Set task.
Copy, from the entries below, each line in which the string "title" appears.

Material provided.

— Begin —

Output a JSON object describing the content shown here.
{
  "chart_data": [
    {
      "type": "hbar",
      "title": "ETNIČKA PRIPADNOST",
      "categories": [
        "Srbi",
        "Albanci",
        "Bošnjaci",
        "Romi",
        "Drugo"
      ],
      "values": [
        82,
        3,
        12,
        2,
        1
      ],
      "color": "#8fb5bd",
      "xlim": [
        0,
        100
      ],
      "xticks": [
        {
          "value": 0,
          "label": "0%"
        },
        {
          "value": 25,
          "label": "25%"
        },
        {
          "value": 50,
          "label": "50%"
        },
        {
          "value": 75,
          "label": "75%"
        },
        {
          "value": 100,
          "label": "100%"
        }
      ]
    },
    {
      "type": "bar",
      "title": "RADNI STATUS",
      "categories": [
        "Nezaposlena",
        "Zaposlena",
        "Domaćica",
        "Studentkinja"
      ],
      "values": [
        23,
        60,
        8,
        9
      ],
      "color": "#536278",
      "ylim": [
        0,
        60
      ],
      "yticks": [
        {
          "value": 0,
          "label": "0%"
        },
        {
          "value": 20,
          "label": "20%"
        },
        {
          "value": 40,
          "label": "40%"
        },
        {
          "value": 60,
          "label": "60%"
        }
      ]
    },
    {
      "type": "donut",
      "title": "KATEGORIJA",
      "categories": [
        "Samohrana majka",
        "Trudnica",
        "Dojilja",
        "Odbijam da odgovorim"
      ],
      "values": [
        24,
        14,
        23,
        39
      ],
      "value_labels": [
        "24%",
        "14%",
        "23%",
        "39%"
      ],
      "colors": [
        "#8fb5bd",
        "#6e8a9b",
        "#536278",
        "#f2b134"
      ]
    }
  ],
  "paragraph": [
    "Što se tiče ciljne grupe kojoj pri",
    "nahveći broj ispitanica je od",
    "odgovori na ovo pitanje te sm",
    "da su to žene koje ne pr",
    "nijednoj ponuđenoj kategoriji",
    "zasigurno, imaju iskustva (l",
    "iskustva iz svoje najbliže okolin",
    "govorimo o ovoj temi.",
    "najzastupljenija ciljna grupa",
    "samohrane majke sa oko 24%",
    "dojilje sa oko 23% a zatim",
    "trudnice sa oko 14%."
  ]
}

— End —

Task answer.
      "title": "ETNIČKA PRIPADNOST",
      "title": "RADNI STATUS",
      "title": "KATEGORIJA",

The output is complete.